■ Aim of the exercise
Copy out the data below, all of it, exactly.

************

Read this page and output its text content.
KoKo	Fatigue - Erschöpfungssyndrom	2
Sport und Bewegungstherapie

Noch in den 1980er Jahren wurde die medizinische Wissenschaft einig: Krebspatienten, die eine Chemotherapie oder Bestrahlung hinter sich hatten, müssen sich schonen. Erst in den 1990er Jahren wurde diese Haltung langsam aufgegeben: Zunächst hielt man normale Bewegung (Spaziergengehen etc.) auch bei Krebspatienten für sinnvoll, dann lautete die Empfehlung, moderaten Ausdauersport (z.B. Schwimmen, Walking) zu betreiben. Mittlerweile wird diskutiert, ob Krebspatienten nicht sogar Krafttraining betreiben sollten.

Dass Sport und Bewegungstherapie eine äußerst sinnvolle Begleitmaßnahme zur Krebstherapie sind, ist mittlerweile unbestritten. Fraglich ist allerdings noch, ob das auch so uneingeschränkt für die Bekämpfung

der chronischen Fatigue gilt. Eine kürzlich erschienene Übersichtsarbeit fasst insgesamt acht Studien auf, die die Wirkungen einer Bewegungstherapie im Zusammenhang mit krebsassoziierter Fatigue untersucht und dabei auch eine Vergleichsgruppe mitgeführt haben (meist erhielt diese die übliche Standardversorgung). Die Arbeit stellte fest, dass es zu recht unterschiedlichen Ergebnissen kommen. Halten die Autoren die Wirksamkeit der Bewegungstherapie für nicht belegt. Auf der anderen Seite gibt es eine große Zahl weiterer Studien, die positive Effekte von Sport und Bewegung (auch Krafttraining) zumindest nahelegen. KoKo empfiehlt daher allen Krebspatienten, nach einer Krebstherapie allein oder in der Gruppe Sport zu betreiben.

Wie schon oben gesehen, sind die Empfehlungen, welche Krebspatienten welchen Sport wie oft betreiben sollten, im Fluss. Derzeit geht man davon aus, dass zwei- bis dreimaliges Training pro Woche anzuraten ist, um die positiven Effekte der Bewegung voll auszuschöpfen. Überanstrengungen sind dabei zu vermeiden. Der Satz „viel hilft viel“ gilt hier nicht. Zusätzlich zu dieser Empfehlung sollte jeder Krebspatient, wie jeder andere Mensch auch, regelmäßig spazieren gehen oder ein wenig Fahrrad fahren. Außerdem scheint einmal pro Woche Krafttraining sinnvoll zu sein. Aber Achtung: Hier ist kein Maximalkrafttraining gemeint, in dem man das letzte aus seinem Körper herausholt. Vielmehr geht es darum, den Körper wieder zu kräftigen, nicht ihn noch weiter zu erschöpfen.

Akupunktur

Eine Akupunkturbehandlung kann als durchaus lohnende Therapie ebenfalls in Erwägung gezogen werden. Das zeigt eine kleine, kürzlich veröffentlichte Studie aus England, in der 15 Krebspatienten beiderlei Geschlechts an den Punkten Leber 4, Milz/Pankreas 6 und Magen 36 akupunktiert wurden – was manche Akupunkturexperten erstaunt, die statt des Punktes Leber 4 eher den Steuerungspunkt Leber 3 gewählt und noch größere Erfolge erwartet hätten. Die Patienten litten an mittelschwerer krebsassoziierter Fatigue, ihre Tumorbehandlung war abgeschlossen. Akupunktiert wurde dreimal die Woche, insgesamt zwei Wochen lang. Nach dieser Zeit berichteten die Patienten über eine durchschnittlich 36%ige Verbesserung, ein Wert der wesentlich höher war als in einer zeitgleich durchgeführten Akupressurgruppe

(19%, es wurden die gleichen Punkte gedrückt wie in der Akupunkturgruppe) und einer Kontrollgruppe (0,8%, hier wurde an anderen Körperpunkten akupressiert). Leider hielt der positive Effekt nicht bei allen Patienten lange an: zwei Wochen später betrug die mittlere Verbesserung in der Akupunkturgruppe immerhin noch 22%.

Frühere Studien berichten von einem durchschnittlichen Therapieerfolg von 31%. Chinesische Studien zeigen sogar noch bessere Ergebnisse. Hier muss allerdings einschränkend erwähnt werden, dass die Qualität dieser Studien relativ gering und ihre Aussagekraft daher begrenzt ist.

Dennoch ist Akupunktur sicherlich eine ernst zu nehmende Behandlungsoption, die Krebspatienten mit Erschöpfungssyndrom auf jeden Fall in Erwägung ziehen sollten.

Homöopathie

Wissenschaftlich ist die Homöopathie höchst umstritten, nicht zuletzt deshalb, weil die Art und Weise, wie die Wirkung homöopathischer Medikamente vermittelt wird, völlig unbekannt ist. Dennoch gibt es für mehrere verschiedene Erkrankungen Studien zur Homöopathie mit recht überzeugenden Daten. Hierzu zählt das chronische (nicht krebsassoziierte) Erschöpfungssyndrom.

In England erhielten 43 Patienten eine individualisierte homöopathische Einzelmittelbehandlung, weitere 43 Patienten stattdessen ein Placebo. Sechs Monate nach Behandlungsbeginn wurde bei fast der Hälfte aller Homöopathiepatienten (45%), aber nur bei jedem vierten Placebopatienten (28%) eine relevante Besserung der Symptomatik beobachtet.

************

■ Solution to this task
Read this page and output its text content.
KoKo	Fatigue - Erschöpfungssyndrom	2
Sport und Bewegungstherapie

Noch in den 1980er Jahren wurde die medizinische Wissenschaft einig: Krebspatienten, die eine Chemotherapie oder Bestrahlung hinter sich hatten, müssen sich schonen. Erst in den 1990er Jahren wurde diese Haltung langsam aufgegeben: Zunächst hielt man normale Bewegung (Spaziergengehen etc.) auch bei Krebspatienten für sinnvoll, dann lautete die Empfehlung, moderaten Ausdauersport (z.B. Schwimmen, Walking) zu betreiben. Mittlerweile wird diskutiert, ob Krebspatienten nicht sogar Krafttraining betreiben sollten.

Dass Sport und Bewegungstherapie eine äußerst sinnvolle Begleitmaßnahme zur Krebstherapie sind, ist mittlerweile unbestritten. Fraglich ist allerdings noch, ob das auch so uneingeschränkt für die Bekämpfung

der chronischen Fatigue gilt. Eine kürzlich erschienene Übersichtsarbeit fasst insgesamt acht Studien auf, die die Wirkungen einer Bewegungstherapie im Zusammenhang mit krebsassoziierter Fatigue untersucht und dabei auch eine Vergleichsgruppe mitgeführt haben (meist erhielt diese die übliche Standardversorgung). Die Arbeit stellte fest, dass es zu recht unterschiedlichen Ergebnissen kommen. Halten die Autoren die Wirksamkeit der Bewegungstherapie für nicht belegt. Auf der anderen Seite gibt es eine große Zahl weiterer Studien, die positive Effekte von Sport und Bewegung (auch Krafttraining) zumindest nahelegen. KoKo empfiehlt daher allen Krebspatienten, nach einer Krebstherapie allein oder in der Gruppe Sport zu betreiben.

Wie schon oben gesehen, sind die Empfehlungen, welche Krebspatienten welchen Sport wie oft betreiben sollten, im Fluss. Derzeit geht man davon aus, dass zwei- bis dreimaliges Training pro Woche anzuraten ist, um die positiven Effekte der Bewegung voll auszuschöpfen. Überanstrengungen sind dabei zu vermeiden. Der Satz „viel hilft viel“ gilt hier nicht. Zusätzlich zu dieser Empfehlung sollte jeder Krebspatient, wie jeder andere Mensch auch, regelmäßig spazieren gehen oder ein wenig Fahrrad fahren. Außerdem scheint einmal pro Woche Krafttraining sinnvoll zu sein. Aber Achtung: Hier ist kein Maximalkrafttraining gemeint, in dem man das letzte aus seinem Körper herausholt. Vielmehr geht es darum, den Körper wieder zu kräftigen, nicht ihn noch weiter zu erschöpfen.

Akupunktur

Eine Akupunkturbehandlung kann als durchaus lohnende Therapie ebenfalls in Erwägung gezogen werden. Das zeigt eine kleine, kürzlich veröffentlichte Studie aus England, in der 15 Krebspatienten beiderlei Geschlechts an den Punkten Leber 4, Milz/Pankreas 6 und Magen 36 akupunktiert wurden – was manche Akupunkturexperten erstaunt, die statt des Punktes Leber 4 eher den Steuerungspunkt Leber 3 gewählt und noch größere Erfolge erwartet hätten. Die Patienten litten an mittelschwerer krebsassoziierter Fatigue, ihre Tumorbehandlung war abgeschlossen. Akupunktiert wurde dreimal die Woche, insgesamt zwei Wochen lang. Nach dieser Zeit berichteten die Patienten über eine durchschnittlich 36%ige Verbesserung, ein Wert der wesentlich höher war als in einer zeitgleich durchgeführten Akupressurgruppe

(19%, es wurden die gleichen Punkte gedrückt wie in der Akupunkturgruppe) und einer Kontrollgruppe (0,8%, hier wurde an anderen Körperpunkten akupressiert). Leider hielt der positive Effekt nicht bei allen Patienten lange an: zwei Wochen später betrug die mittlere Verbesserung in der Akupunkturgruppe immerhin noch 22%.

Frühere Studien berichten von einem durchschnittlichen Therapieerfolg von 31%. Chinesische Studien zeigen sogar noch bessere Ergebnisse. Hier muss allerdings einschränkend erwähnt werden, dass die Qualität dieser Studien relativ gering und ihre Aussagekraft daher begrenzt ist.

Dennoch ist Akupunktur sicherlich eine ernst zu nehmende Behandlungsoption, die Krebspatienten mit Erschöpfungssyndrom auf jeden Fall in Erwägung ziehen sollten.

Homöopathie

Wissenschaftlich ist die Homöopathie höchst umstritten, nicht zuletzt deshalb, weil die Art und Weise, wie die Wirkung homöopathischer Medikamente vermittelt wird, völlig unbekannt ist. Dennoch gibt es für mehrere verschiedene Erkrankungen Studien zur Homöopathie mit recht überzeugenden Daten. Hierzu zählt das chronische (nicht krebsassoziierte) Erschöpfungssyndrom.

In England erhielten 43 Patienten eine individualisierte homöopathische Einzelmittelbehandlung, weitere 43 Patienten stattdessen ein Placebo. Sechs Monate nach Behandlungsbeginn wurde bei fast der Hälfte aller Homöopathiepatienten (45%), aber nur bei jedem vierten Placebopatienten (28%) eine relevante Besserung der Symptomatik beobachtet.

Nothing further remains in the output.